**Written request:**
Give the number of lines in the records below that include "chart". Reply with that number alone.

**Data entries:**
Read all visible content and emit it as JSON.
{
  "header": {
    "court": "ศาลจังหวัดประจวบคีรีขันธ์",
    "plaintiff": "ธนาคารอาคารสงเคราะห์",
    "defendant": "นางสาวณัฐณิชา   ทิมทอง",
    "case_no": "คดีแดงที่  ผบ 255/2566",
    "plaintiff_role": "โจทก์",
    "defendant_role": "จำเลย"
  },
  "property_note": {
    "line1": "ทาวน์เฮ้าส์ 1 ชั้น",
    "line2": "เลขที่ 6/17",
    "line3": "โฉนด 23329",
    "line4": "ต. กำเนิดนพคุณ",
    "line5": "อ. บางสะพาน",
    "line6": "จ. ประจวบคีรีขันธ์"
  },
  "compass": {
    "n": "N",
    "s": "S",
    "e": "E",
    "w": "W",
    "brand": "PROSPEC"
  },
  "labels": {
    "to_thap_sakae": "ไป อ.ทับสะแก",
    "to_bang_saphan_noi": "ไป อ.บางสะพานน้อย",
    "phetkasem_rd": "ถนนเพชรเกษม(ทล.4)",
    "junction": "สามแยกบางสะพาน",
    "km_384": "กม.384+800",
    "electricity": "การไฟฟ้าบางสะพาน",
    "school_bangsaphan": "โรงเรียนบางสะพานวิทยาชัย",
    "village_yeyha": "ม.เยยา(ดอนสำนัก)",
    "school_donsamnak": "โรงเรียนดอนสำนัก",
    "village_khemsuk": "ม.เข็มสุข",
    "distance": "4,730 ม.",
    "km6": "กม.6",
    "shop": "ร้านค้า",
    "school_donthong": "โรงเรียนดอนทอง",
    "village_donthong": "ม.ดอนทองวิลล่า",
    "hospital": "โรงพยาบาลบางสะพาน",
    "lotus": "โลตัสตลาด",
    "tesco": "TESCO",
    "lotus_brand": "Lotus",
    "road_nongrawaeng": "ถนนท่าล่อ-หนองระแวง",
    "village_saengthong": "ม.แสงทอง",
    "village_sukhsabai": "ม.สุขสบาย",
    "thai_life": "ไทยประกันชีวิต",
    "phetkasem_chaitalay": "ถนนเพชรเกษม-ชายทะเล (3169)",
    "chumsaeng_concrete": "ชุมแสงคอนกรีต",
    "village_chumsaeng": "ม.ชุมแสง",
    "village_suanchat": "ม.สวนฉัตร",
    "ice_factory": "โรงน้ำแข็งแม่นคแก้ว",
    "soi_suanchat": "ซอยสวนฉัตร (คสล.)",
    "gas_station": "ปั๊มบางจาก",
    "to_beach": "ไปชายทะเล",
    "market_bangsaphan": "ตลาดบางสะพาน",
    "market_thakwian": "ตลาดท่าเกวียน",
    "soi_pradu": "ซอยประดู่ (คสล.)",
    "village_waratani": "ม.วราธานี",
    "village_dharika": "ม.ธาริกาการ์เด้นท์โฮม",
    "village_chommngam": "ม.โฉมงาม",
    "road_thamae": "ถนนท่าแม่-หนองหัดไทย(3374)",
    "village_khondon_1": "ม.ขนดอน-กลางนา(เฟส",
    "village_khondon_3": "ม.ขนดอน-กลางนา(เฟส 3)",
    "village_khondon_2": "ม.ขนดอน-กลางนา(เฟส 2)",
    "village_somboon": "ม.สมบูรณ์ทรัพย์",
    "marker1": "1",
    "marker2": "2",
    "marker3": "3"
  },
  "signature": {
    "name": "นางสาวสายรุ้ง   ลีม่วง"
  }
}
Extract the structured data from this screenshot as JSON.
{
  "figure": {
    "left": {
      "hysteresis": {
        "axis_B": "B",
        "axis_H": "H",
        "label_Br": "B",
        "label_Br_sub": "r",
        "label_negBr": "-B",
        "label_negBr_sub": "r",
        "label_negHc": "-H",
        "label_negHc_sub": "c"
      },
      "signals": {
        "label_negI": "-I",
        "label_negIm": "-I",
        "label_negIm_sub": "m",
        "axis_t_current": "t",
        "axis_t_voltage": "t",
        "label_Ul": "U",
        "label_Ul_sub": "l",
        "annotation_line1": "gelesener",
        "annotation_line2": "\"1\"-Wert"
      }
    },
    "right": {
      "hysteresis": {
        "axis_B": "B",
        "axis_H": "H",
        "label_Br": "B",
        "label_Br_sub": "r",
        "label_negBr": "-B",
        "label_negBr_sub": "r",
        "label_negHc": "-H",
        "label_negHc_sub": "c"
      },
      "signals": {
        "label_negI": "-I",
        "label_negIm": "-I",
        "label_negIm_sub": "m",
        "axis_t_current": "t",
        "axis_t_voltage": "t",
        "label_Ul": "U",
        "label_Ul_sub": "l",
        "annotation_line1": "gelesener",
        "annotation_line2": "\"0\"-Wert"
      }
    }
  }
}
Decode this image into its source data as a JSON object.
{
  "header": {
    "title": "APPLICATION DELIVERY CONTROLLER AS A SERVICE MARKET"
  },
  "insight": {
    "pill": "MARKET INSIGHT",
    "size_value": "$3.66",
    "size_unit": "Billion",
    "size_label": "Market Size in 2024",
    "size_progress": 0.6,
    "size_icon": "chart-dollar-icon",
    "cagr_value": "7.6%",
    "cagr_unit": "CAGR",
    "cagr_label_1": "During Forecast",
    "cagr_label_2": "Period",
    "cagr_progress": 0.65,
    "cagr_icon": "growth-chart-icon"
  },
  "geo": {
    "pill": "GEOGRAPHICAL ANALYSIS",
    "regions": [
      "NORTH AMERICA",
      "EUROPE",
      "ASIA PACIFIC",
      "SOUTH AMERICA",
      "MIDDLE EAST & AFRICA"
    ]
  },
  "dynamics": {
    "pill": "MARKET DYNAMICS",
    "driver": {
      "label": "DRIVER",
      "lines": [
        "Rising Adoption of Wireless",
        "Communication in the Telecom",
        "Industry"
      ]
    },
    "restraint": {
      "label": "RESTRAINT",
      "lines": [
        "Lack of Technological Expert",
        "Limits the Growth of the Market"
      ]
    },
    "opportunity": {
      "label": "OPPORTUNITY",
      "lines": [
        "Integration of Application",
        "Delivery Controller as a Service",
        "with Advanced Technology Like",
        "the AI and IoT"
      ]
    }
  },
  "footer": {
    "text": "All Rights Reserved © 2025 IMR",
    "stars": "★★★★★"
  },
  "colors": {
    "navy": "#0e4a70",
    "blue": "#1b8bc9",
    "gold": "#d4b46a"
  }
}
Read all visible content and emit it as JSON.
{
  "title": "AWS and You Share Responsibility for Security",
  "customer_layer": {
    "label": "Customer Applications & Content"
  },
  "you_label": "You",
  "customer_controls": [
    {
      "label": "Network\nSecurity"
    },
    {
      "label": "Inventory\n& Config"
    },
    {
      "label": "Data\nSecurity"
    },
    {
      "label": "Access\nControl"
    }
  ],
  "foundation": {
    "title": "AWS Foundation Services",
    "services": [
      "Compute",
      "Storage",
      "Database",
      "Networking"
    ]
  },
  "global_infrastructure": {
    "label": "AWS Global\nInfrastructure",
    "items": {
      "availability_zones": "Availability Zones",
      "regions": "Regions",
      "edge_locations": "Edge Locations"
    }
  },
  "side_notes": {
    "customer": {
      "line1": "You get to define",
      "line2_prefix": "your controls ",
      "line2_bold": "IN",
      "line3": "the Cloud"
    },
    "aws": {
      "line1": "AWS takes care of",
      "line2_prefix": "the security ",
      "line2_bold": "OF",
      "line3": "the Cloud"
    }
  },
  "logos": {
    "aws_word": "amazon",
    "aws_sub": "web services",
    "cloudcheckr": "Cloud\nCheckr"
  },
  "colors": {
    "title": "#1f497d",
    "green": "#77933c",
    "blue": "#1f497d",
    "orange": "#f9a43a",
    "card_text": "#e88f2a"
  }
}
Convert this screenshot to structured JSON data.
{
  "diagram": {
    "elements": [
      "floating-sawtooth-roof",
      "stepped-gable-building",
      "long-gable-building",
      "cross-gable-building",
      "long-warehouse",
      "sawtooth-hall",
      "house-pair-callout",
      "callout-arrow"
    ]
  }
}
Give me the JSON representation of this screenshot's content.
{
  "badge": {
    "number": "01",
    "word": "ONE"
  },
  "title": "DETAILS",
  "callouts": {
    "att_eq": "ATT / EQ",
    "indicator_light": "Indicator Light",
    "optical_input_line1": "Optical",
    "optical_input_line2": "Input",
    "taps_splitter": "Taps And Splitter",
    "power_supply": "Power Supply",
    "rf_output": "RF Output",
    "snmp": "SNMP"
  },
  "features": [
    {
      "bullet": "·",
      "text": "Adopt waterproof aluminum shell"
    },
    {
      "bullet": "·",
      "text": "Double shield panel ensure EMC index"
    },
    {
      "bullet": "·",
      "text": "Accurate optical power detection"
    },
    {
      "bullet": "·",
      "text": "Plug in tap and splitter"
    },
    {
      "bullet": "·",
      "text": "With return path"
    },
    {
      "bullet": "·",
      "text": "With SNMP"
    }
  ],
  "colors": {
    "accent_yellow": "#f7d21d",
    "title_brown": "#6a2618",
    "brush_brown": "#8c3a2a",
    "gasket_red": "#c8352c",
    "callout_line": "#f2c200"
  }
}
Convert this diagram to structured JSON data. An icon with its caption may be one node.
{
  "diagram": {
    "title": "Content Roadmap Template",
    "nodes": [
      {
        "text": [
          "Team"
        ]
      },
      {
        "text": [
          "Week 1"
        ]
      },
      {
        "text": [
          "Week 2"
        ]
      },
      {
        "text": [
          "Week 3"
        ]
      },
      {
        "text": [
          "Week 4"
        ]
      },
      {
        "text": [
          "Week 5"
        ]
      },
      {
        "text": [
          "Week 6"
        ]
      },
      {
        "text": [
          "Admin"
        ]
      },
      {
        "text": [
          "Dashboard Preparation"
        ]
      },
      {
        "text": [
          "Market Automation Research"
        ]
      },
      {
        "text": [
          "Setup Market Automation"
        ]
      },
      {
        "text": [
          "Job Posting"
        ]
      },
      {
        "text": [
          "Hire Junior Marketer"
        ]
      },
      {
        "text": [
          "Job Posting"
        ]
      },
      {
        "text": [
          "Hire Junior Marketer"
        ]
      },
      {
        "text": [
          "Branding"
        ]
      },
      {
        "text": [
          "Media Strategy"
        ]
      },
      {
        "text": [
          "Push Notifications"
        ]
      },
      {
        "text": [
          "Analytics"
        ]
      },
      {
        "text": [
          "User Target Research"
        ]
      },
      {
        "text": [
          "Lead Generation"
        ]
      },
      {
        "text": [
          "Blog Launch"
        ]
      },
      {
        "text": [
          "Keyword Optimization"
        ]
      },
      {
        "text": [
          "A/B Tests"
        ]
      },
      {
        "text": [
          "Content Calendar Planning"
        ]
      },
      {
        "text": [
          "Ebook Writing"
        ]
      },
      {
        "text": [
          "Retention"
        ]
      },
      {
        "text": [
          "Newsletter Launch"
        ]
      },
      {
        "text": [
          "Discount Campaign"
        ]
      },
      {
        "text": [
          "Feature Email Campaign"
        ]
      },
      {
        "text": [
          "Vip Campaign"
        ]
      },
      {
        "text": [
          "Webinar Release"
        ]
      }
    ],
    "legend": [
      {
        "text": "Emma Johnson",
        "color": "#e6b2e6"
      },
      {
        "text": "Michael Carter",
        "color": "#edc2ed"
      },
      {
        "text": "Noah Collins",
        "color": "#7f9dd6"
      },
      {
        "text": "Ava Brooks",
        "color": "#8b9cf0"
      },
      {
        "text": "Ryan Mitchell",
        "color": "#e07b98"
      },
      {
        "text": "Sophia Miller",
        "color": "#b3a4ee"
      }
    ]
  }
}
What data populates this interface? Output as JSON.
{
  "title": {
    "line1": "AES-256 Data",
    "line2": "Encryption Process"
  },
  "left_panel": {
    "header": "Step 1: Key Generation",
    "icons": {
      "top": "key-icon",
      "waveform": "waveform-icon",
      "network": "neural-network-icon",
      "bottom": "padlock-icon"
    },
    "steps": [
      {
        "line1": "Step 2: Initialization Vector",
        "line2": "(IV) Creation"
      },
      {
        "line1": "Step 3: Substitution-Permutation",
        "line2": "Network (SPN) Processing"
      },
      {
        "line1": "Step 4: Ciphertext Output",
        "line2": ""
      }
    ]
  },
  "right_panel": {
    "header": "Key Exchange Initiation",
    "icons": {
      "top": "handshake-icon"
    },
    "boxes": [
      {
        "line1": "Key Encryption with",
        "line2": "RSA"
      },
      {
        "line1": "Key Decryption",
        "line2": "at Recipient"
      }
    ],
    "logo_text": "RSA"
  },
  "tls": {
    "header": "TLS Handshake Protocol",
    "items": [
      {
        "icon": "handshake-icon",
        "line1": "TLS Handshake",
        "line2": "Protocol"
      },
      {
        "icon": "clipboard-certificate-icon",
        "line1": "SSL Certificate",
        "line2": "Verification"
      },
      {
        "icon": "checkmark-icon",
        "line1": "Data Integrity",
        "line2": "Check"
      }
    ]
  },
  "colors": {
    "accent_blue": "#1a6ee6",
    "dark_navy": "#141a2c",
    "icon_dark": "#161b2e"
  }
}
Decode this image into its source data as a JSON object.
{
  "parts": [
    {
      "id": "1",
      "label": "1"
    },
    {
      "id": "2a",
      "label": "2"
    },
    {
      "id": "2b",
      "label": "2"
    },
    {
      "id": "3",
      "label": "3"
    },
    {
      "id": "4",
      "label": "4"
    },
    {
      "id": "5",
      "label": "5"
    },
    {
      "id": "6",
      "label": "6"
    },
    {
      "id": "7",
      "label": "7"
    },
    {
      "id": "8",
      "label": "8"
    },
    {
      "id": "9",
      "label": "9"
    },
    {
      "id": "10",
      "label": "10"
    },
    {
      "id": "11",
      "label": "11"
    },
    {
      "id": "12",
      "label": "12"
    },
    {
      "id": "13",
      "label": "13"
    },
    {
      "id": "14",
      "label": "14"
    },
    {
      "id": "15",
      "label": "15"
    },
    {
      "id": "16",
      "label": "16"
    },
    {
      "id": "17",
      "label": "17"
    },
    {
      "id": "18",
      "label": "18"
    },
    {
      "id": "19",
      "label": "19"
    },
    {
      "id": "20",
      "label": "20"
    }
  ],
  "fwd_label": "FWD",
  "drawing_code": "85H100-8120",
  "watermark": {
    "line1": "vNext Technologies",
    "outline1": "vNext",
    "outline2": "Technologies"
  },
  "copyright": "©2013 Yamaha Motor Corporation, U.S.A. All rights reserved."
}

**Result of the exercise:**
2